* STATED PROBLEM
Repeat every entry word for word, skipping the pictures.

* MATERIAL FOR THIS TASK

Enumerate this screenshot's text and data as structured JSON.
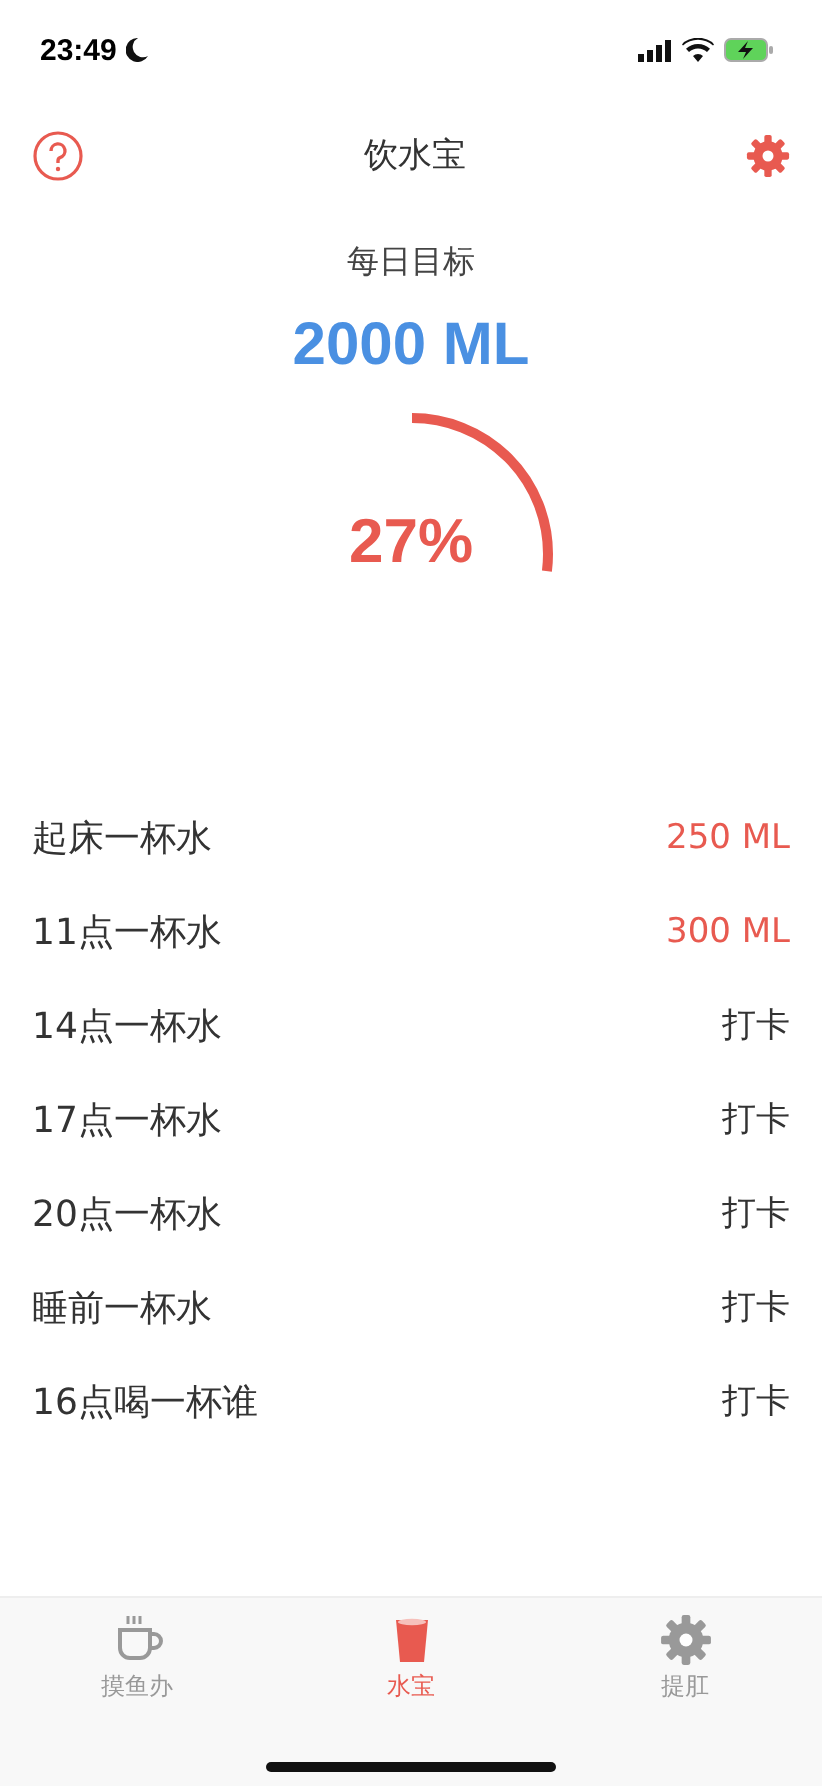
{
  "status_bar": {
    "time": "23:49"
  },
  "nav": {
    "title": "饮水宝"
  },
  "goal": {
    "label": "每日目标",
    "amount": "2000 ML",
    "level": 0.27,
    "percent": "27%"
  },
  "entries": [
    {
      "name": "起床一杯水",
      "value": "250 ML",
      "done": true
    },
    {
      "name": "11点一杯水",
      "value": "300 ML",
      "done": true
    },
    {
      "name": "14点一杯水",
      "value": "打卡",
      "done": false
    },
    {
      "name": "17点一杯水",
      "value": "打卡",
      "done": false
    },
    {
      "name": "20点一杯水",
      "value": "打卡",
      "done": false
    },
    {
      "name": "睡前一杯水",
      "value": "打卡",
      "done": false
    },
    {
      "name": "16点喝一杯谁",
      "value": "打卡",
      "done": false
    }
  ],
  "tabs": [
    {
      "label": "摸鱼办",
      "kind": "cup",
      "selected": false
    },
    {
      "label": "水宝",
      "kind": "glass",
      "selected": true
    },
    {
      "label": "提肛",
      "kind": "gear",
      "selected": false
    }
  ]
}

* EXERCISE OUTPUT
Enumerate this screenshot's text and data as structured JSON.
{
  "status_bar": {
    "time": "23:49"
  },
  "nav": {
    "title": "饮水宝"
  },
  "goal": {
    "label": "每日目标",
    "amount": "2000 ML",
    "level": 0.27,
    "percent": "27%"
  },
  "entries": [
    {
      "name": "起床一杯水",
      "value": "250 ML",
      "done": true
    },
    {
      "name": "11点一杯水",
      "value": "300 ML",
      "done": true
    },
    {
      "name": "14点一杯水",
      "value": "打卡",
      "done": false
    },
    {
      "name": "17点一杯水",
      "value": "打卡",
      "done": false
    },
    {
      "name": "20点一杯水",
      "value": "打卡",
      "done": false
    },
    {
      "name": "睡前一杯水",
      "value": "打卡",
      "done": false
    },
    {
      "name": "16点喝一杯谁",
      "value": "打卡",
      "done": false
    }
  ],
  "tabs": [
    {
      "label": "摸鱼办",
      "kind": "cup",
      "selected": false
    },
    {
      "label": "水宝",
      "kind": "glass",
      "selected": true
    },
    {
      "label": "提肛",
      "kind": "gear",
      "selected": false
    }
  ]
}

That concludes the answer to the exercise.